EXTRAIT FOURNI:
____________

La société a été placée en procédure de sauvegarde, mettant fin au rêve du producteur de sortir du système français de films à budget modeste et à vocation domestique, observe l’éditorialiste économique du « Monde », Philippe Escande.

Pertes & profits. Deux comètes sont entrées en collision, lundi 13 mai. Pendant que le président de la République, Emmanuel Macron, recevait à déjeuner la fine fleur de la création française en réaffirmant l’importance de l’industrie culturelle française face à l’hégémonie américaine, le réalisateur Luc Besson déposait le bilan de sa société EuropaCorp devant le tribunal de Bobigny. Son entreprise, qui se voulait la plus ambitieuse d’Europe en matière d’industrie cinématographique, s’est écrasée sur le mur des réalités. Comme son héros favori, Valérian, Besson se retrouve seul, perdu dans les étoiles, tentant de sauver ce qui peut l’être.

L’entreprise, placée en procédure de sauvegarde, échappe momentanément à ses créanciers, et à sa dette dépassant les 220 millions d’euros, le temps de trouver une solution pérenne dans les six mois. Celle-ci passera par une réduction de la production et la poursuite de la vente de pans entiers de son activité. Si les films très commerciaux d’EuropaCorp reçoivent rarement les louanges de la critique, ils sont devenus essentiels à la santé de cette industrie tant vantée par notre président, représentant souvent plus de la moitié des exportations françaises.

____________

EXTRAITS DE DONNÉES:
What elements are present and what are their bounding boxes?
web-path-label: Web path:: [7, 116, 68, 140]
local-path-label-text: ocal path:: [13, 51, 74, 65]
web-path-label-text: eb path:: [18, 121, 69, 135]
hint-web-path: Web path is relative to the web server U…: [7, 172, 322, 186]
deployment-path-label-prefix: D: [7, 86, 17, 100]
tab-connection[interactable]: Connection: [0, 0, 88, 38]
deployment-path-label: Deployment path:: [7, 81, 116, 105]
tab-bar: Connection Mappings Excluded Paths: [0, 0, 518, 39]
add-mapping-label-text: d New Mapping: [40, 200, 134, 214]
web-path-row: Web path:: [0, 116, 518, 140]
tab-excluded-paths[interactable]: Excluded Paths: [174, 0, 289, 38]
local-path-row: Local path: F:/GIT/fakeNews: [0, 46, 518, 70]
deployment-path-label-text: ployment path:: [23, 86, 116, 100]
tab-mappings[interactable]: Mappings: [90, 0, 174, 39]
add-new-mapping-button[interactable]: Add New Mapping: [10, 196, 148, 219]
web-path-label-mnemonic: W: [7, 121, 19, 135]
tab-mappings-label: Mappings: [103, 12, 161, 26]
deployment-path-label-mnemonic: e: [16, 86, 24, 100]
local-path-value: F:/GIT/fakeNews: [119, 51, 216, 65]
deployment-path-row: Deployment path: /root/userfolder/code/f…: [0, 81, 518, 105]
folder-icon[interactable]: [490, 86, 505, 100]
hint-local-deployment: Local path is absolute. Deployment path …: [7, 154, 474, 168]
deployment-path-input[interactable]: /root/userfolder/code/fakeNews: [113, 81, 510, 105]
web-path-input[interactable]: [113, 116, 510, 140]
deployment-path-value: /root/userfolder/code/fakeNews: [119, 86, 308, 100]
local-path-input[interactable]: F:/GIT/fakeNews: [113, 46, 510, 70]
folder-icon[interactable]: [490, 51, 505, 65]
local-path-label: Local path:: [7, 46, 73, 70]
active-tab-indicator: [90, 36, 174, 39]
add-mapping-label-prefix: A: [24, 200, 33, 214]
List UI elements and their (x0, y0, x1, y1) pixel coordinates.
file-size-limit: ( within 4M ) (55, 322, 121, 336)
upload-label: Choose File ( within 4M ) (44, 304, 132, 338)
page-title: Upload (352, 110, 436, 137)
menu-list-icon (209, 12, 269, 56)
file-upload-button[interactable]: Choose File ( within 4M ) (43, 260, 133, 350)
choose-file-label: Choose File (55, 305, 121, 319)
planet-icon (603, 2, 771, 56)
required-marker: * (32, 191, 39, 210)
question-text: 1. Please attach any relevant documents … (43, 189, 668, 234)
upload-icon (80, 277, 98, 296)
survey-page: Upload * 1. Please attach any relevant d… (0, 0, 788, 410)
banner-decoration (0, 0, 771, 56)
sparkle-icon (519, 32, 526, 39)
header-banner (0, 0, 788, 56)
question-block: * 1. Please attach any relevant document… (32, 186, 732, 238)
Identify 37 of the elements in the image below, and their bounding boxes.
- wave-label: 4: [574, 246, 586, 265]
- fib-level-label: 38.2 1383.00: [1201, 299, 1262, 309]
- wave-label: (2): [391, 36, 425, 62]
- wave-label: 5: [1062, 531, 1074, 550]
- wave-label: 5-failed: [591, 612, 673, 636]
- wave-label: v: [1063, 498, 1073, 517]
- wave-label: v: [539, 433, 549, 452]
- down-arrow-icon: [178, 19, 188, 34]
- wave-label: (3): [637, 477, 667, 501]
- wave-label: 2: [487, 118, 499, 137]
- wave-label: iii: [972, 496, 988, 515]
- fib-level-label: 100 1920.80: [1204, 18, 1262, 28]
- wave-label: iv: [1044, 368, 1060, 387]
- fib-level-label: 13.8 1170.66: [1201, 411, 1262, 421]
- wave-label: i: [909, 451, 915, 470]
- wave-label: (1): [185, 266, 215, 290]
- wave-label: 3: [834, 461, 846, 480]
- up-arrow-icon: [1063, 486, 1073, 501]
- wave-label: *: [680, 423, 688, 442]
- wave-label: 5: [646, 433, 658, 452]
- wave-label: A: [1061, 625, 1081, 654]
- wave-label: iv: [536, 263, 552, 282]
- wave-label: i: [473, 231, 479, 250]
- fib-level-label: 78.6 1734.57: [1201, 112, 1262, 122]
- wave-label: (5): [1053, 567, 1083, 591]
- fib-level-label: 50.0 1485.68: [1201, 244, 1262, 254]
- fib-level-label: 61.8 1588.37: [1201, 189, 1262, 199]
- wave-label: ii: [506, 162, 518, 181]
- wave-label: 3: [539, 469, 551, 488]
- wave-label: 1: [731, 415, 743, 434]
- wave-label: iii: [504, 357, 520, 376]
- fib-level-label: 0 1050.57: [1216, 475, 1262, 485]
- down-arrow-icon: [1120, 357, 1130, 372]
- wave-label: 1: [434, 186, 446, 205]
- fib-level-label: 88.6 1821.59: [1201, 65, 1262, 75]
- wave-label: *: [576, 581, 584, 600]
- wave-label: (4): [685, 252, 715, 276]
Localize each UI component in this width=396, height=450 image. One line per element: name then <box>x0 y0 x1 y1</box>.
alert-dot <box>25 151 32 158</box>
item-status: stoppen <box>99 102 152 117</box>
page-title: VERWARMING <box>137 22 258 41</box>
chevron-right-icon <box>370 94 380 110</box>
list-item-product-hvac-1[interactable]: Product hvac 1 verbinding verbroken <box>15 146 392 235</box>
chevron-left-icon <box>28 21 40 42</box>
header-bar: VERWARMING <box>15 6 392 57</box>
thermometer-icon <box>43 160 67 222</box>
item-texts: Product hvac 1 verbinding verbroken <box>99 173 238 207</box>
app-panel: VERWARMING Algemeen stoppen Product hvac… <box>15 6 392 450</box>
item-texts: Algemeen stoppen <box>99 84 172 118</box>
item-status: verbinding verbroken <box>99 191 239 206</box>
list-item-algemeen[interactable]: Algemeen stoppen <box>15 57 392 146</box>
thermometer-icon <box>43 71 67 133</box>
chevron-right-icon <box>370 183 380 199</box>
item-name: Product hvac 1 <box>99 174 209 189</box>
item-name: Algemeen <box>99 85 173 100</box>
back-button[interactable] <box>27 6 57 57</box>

____________

ÉNONCÉ DE L'EXERCICE: Pouvez-vous recopier à l'identique le passage de l'article sur EuropaCorp qui commence aux mots « La société a » et s'arrête après « qui peut l’être. » ?

CORRIGÉ DE L'EXERCICE:
La société a été placée en procédure de sauvegarde, mettant fin au rêve du producteur de sortir du système français de films à budget modeste et à vocation domestique, observe l’éditorialiste économique du « Monde », Philippe Escande.

Pertes & profits. Deux comètes sont entrées en collision, lundi 13 mai. Pendant que le président de la République, Emmanuel Macron, recevait à déjeuner la fine fleur de la création française en réaffirmant l’importance de l’industrie culturelle française face à l’hégémonie américaine, le réalisateur Luc Besson déposait le bilan de sa société EuropaCorp devant le tribunal de Bobigny. Son entreprise, qui se voulait la plus ambitieuse d’Europe en matière d’industrie cinématographique, s’est écrasée sur le mur des réalités. Comme son héros favori, Valérian, Besson se retrouve seul, perdu dans les étoiles, tentant de sauver ce qui peut l’être.